## Task details
Images are excluded; otherwise, output every record exactly.

Dataset items:
§ §
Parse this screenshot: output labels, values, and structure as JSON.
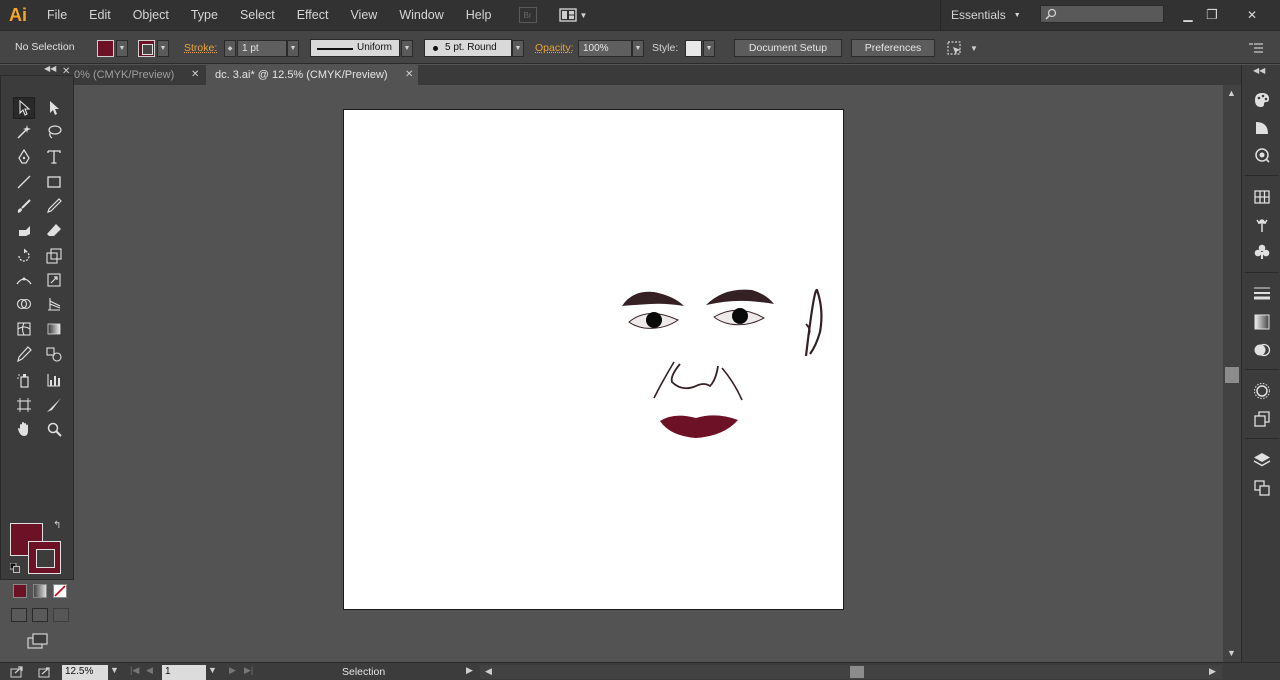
{
  "app": {
    "logo": "Ai"
  },
  "menu": {
    "items": [
      "File",
      "Edit",
      "Object",
      "Type",
      "Select",
      "Effect",
      "View",
      "Window",
      "Help"
    ]
  },
  "header": {
    "bridge_label": "Br",
    "workspace": "Essentials"
  },
  "controlbar": {
    "selection_status": "No Selection",
    "stroke_label": "Stroke:",
    "stroke_weight": "1 pt",
    "profile": "Uniform",
    "brush": "5 pt. Round",
    "opacity_label": "Opacity:",
    "opacity_value": "100%",
    "style_label": "Style:",
    "document_setup": "Document Setup",
    "preferences": "Preferences"
  },
  "tabs": [
    {
      "label": "0% (CMYK/Preview)",
      "active": false
    },
    {
      "label": "dc. 3.ai* @ 12.5% (CMYK/Preview)",
      "active": true
    }
  ],
  "colors": {
    "fill": "#6d1126",
    "stroke": "#6d1126",
    "accent": "#e8a23d"
  },
  "status": {
    "zoom": "12.5%",
    "artboard": "1",
    "current_tool": "Selection"
  }
}
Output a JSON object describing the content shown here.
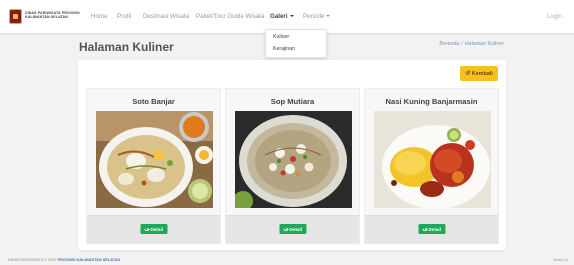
{
  "brand": {
    "line1": "DINAS PARIWISATA PROVINSI",
    "line2": "KALIMANTAN SELATAN"
  },
  "nav": {
    "items": [
      {
        "label": "Home"
      },
      {
        "label": "Profil"
      },
      {
        "label": "Destinasi Wisata"
      },
      {
        "label": "Paket/Tour Guide Wisata"
      },
      {
        "label": "Galeri"
      },
      {
        "label": "Periode"
      }
    ],
    "login": "Login"
  },
  "dropdown": {
    "items": [
      {
        "label": "Kuliner"
      },
      {
        "label": "Kerajinan"
      }
    ]
  },
  "page": {
    "title": "Halaman Kuliner"
  },
  "breadcrumb": {
    "home": "Beranda",
    "separator": "/",
    "current": "Halaman Kuliner"
  },
  "back_button": {
    "label": "Kembali"
  },
  "cards": [
    {
      "title": "Soto Banjar",
      "button": "Detail"
    },
    {
      "title": "Sop Mutiara",
      "button": "Detail"
    },
    {
      "title": "Nasi Kuning Banjarmasin",
      "button": "Detail"
    }
  ],
  "footer": {
    "left": "DINAS PARIWISATA © 2024",
    "left_highlight": "PROVINSI KALIMANTAN SELATAN",
    "right": "Versi 1.0"
  },
  "colors": {
    "accent_yellow": "#f4c21b",
    "detail_green": "#1ea85a",
    "link_blue": "#7a95c4"
  }
}
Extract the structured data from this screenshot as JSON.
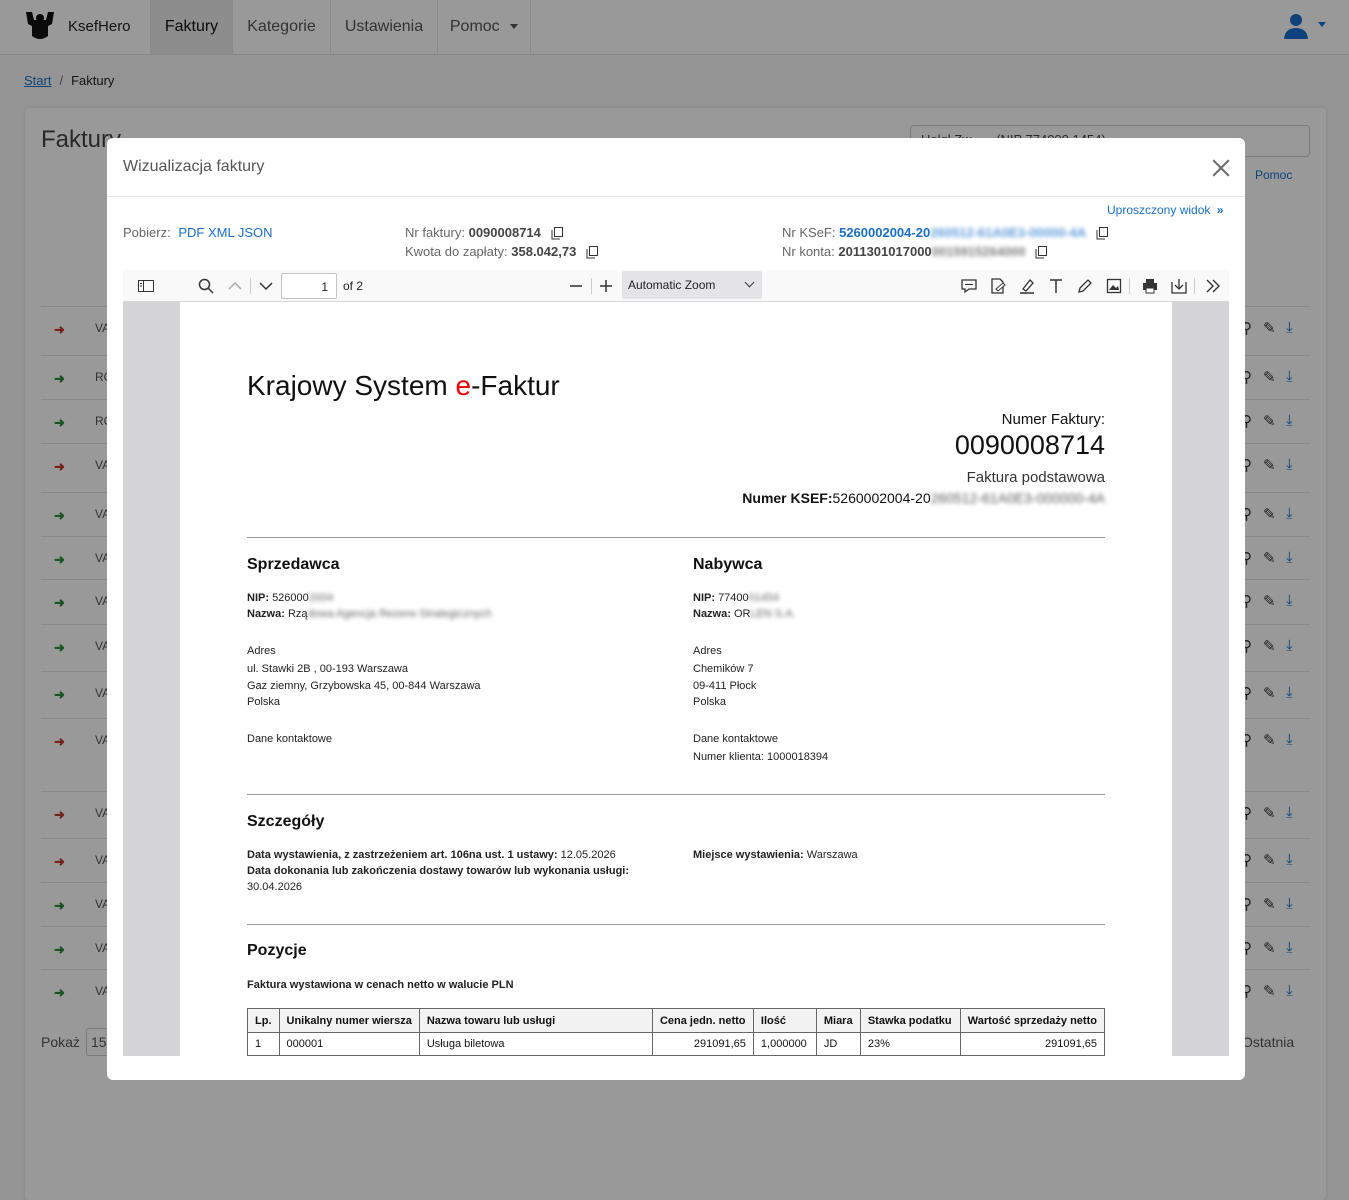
{
  "navbar": {
    "brand": "KsefHero",
    "tabs": [
      "Faktury",
      "Kategorie",
      "Ustawienia",
      "Pomoc"
    ],
    "active_tab": "Faktury",
    "accent_color": "#1a6fcb"
  },
  "breadcrumb": {
    "start": "Start",
    "current": "Faktury"
  },
  "page": {
    "title": "Faktury",
    "company_select": "Holql Zw...... (NIP 774000 1454)",
    "help": "Pomoc",
    "rows": [
      {
        "dir": "in",
        "prefix": "VA"
      },
      {
        "dir": "out",
        "prefix": "RO"
      },
      {
        "dir": "out",
        "prefix": "RO"
      },
      {
        "dir": "in",
        "prefix": "VA"
      },
      {
        "dir": "out",
        "prefix": "VA"
      },
      {
        "dir": "out",
        "prefix": "VA"
      },
      {
        "dir": "out",
        "prefix": "VA"
      },
      {
        "dir": "out",
        "prefix": "VA"
      },
      {
        "dir": "out",
        "prefix": "VA"
      },
      {
        "dir": "in",
        "prefix": "VA"
      },
      {
        "dir": "in",
        "prefix": "VA"
      },
      {
        "dir": "in",
        "prefix": "VA"
      },
      {
        "dir": "out",
        "prefix": "VA"
      },
      {
        "dir": "out",
        "prefix": "VA"
      },
      {
        "dir": "out",
        "prefix": "VA"
      }
    ],
    "show_label": "Pokaż",
    "show_value": "15",
    "last_label": "Ostatnia"
  },
  "modal": {
    "title": "Wizualizacja faktury",
    "simplified_view": "Uproszczony widok",
    "download_label": "Pobierz:",
    "download_links": [
      "PDF",
      "XML",
      "JSON"
    ],
    "invoice_no_label": "Nr faktury:",
    "invoice_no": "0090008714",
    "amount_label": "Kwota do zapłaty:",
    "amount": "358.042,73",
    "ksef_label": "Nr KSeF:",
    "ksef_visible": "5260002004-20",
    "ksef_hidden": "260512-61A0E3-00000-4A",
    "account_label": "Nr konta:",
    "account_visible": "2011301017000",
    "account_hidden": "0015915264000"
  },
  "pdf_viewer": {
    "page_number": "1",
    "page_of": "of 2",
    "zoom": "Automatic Zoom"
  },
  "invoice_doc": {
    "logo_prefix": "Krajowy System ",
    "logo_e": "e",
    "logo_suffix": "-Faktur",
    "number_label": "Numer Faktury:",
    "number": "0090008714",
    "type": "Faktura podstawowa",
    "ksef_label": "Numer KSEF:",
    "ksef_visible": "5260002004-20",
    "ksef_hidden": "260512-61A0E3-000000-4A",
    "seller": {
      "heading": "Sprzedawca",
      "nip_label": "NIP:",
      "nip_visible": "526000",
      "nip_hidden": "2004",
      "name_label": "Nazwa:",
      "name_visible": "Rzą",
      "name_hidden": "dowa Agencja Rezerw Strategicznych",
      "address_heading": "Adres",
      "address": [
        "ul. Stawki 2B , 00-193 Warszawa",
        "Gaz ziemny, Grzybowska 45, 00-844 Warszawa",
        "Polska"
      ],
      "contact_heading": "Dane kontaktowe"
    },
    "buyer": {
      "heading": "Nabywca",
      "nip_label": "NIP:",
      "nip_visible": "77400",
      "nip_hidden": "01454",
      "name_label": "Nazwa:",
      "name_visible": "OR",
      "name_hidden": "LEN S.A.",
      "address_heading": "Adres",
      "address": [
        "Chemików 7",
        "09-411 Płock",
        "Polska"
      ],
      "contact_heading": "Dane kontaktowe",
      "client_no_label": "Numer klienta:",
      "client_no": "1000018394"
    },
    "details": {
      "heading": "Szczegóły",
      "issue_label": "Data wystawienia, z zastrzeżeniem art. 106na ust. 1 ustawy:",
      "issue_date": "12.05.2026",
      "delivery_label": "Data dokonania lub zakończenia dostawy towarów lub wykonania usługi:",
      "delivery_date": "30.04.2026",
      "place_label": "Miejsce wystawienia:",
      "place": "Warszawa"
    },
    "positions": {
      "heading": "Pozycje",
      "note": "Faktura wystawiona w cenach netto w walucie PLN",
      "columns": [
        "Lp.",
        "Unikalny numer wiersza",
        "Nazwa towaru lub usługi",
        "Cena jedn. netto",
        "Ilość",
        "Miara",
        "Stawka podatku",
        "Wartość sprzedaży netto"
      ],
      "rows": [
        [
          "1",
          "000001",
          "Usługa biletowa",
          "291091,65",
          "1,000000",
          "JD",
          "23%",
          "291091,65"
        ]
      ]
    }
  }
}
§ §
## Answer for the task
Parse this screenshot: output labels, values, and structure as JSON.
{
  "app": {
    "logo": "Ai"
  },
  "menu": {
    "items": [
      "File",
      "Edit",
      "Object",
      "Type",
      "Select",
      "Effect",
      "View",
      "Window",
      "Help"
    ]
  },
  "header": {
    "bridge_label": "Br",
    "workspace": "Essentials"
  },
  "controlbar": {
    "selection_status": "No Selection",
    "stroke_label": "Stroke:",
    "stroke_weight": "1 pt",
    "profile": "Uniform",
    "brush": "5 pt. Round",
    "opacity_label": "Opacity:",
    "opacity_value": "100%",
    "style_label": "Style:",
    "document_setup": "Document Setup",
    "preferences": "Preferences"
  },
  "tabs": [
    {
      "label": "0% (CMYK/Preview)",
      "active": false
    },
    {
      "label": "dc. 3.ai* @ 12.5% (CMYK/Preview)",
      "active": true
    }
  ],
  "colors": {
    "fill": "#6d1126",
    "stroke": "#6d1126",
    "accent": "#e8a23d"
  },
  "status": {
    "zoom": "12.5%",
    "artboard": "1",
    "current_tool": "Selection"
  }
}
Output a JSON object describing the content shown here.
{
  "brand": {
    "line1": "DINAS PARIWISATA PROVINSI",
    "line2": "KALIMANTAN SELATAN"
  },
  "nav": {
    "items": [
      {
        "label": "Home"
      },
      {
        "label": "Profil"
      },
      {
        "label": "Destinasi Wisata"
      },
      {
        "label": "Paket/Tour Guide Wisata"
      },
      {
        "label": "Galeri"
      },
      {
        "label": "Periode"
      }
    ],
    "login": "Login"
  },
  "dropdown": {
    "items": [
      {
        "label": "Kuliner"
      },
      {
        "label": "Kerajinan"
      }
    ]
  },
  "page": {
    "title": "Halaman Kuliner"
  },
  "breadcrumb": {
    "home": "Beranda",
    "separator": "/",
    "current": "Halaman Kuliner"
  },
  "back_button": {
    "label": "Kembali"
  },
  "cards": [
    {
      "title": "Soto Banjar",
      "button": "Detail"
    },
    {
      "title": "Sop Mutiara",
      "button": "Detail"
    },
    {
      "title": "Nasi Kuning Banjarmasin",
      "button": "Detail"
    }
  ],
  "footer": {
    "left": "DINAS PARIWISATA © 2024",
    "left_highlight": "PROVINSI KALIMANTAN SELATAN",
    "right": "Versi 1.0"
  },
  "colors": {
    "accent_yellow": "#f4c21b",
    "detail_green": "#1ea85a",
    "link_blue": "#7a95c4"
  }
}
Extract the structured data from this screenshot as JSON.
{
  "navbar": {
    "brand": "KsefHero",
    "tabs": [
      "Faktury",
      "Kategorie",
      "Ustawienia",
      "Pomoc"
    ],
    "active_tab": "Faktury",
    "accent_color": "#1a6fcb"
  },
  "breadcrumb": {
    "start": "Start",
    "current": "Faktury"
  },
  "page": {
    "title": "Faktury",
    "company_select": "Holql Zw...... (NIP 774000 1454)",
    "help": "Pomoc",
    "rows": [
      {
        "dir": "in",
        "prefix": "VA"
      },
      {
        "dir": "out",
        "prefix": "RO"
      },
      {
        "dir": "out",
        "prefix": "RO"
      },
      {
        "dir": "in",
        "prefix": "VA"
      },
      {
        "dir": "out",
        "prefix": "VA"
      },
      {
        "dir": "out",
        "prefix": "VA"
      },
      {
        "dir": "out",
        "prefix": "VA"
      },
      {
        "dir": "out",
        "prefix": "VA"
      },
      {
        "dir": "out",
        "prefix": "VA"
      },
      {
        "dir": "in",
        "prefix": "VA"
      },
      {
        "dir": "in",
        "prefix": "VA"
      },
      {
        "dir": "in",
        "prefix": "VA"
      },
      {
        "dir": "out",
        "prefix": "VA"
      },
      {
        "dir": "out",
        "prefix": "VA"
      },
      {
        "dir": "out",
        "prefix": "VA"
      }
    ],
    "show_label": "Pokaż",
    "show_value": "15",
    "last_label": "Ostatnia"
  },
  "modal": {
    "title": "Wizualizacja faktury",
    "simplified_view": "Uproszczony widok",
    "download_label": "Pobierz:",
    "download_links": [
      "PDF",
      "XML",
      "JSON"
    ],
    "invoice_no_label": "Nr faktury:",
    "invoice_no": "0090008714",
    "amount_label": "Kwota do zapłaty:",
    "amount": "358.042,73",
    "ksef_label": "Nr KSeF:",
    "ksef_visible": "5260002004-20",
    "ksef_hidden": "260512-61A0E3-00000-4A",
    "account_label": "Nr konta:",
    "account_visible": "2011301017000",
    "account_hidden": "0015915264000"
  },
  "pdf_viewer": {
    "page_number": "1",
    "page_of": "of 2",
    "zoom": "Automatic Zoom"
  },
  "invoice_doc": {
    "logo_prefix": "Krajowy System ",
    "logo_e": "e",
    "logo_suffix": "-Faktur",
    "number_label": "Numer Faktury:",
    "number": "0090008714",
    "type": "Faktura podstawowa",
    "ksef_label": "Numer KSEF:",
    "ksef_visible": "5260002004-20",
    "ksef_hidden": "260512-61A0E3-000000-4A",
    "seller": {
      "heading": "Sprzedawca",
      "nip_label": "NIP:",
      "nip_visible": "526000",
      "nip_hidden": "2004",
      "name_label": "Nazwa:",
      "name_visible": "Rzą",
      "name_hidden": "dowa Agencja Rezerw Strategicznych",
      "address_heading": "Adres",
      "address": [
        "ul. Stawki 2B , 00-193 Warszawa",
        "Gaz ziemny, Grzybowska 45, 00-844 Warszawa",
        "Polska"
      ],
      "contact_heading": "Dane kontaktowe"
    },
    "buyer": {
      "heading": "Nabywca",
      "nip_label": "NIP:",
      "nip_visible": "77400",
      "nip_hidden": "01454",
      "name_label": "Nazwa:",
      "name_visible": "OR",
      "name_hidden": "LEN S.A.",
      "address_heading": "Adres",
      "address": [
        "Chemików 7",
        "09-411 Płock",
        "Polska"
      ],
      "contact_heading": "Dane kontaktowe",
      "client_no_label": "Numer klienta:",
      "client_no": "1000018394"
    },
    "details": {
      "heading": "Szczegóły",
      "issue_label": "Data wystawienia, z zastrzeżeniem art. 106na ust. 1 ustawy:",
      "issue_date": "12.05.2026",
      "delivery_label": "Data dokonania lub zakończenia dostawy towarów lub wykonania usługi:",
      "delivery_date": "30.04.2026",
      "place_label": "Miejsce wystawienia:",
      "place": "Warszawa"
    },
    "positions": {
      "heading": "Pozycje",
      "note": "Faktura wystawiona w cenach netto w walucie PLN",
      "columns": [
        "Lp.",
        "Unikalny numer wiersza",
        "Nazwa towaru lub usługi",
        "Cena jedn. netto",
        "Ilość",
        "Miara",
        "Stawka podatku",
        "Wartość sprzedaży netto"
      ],
      "rows": [
        [
          "1",
          "000001",
          "Usługa biletowa",
          "291091,65",
          "1,000000",
          "JD",
          "23%",
          "291091,65"
        ]
      ]
    }
  }
}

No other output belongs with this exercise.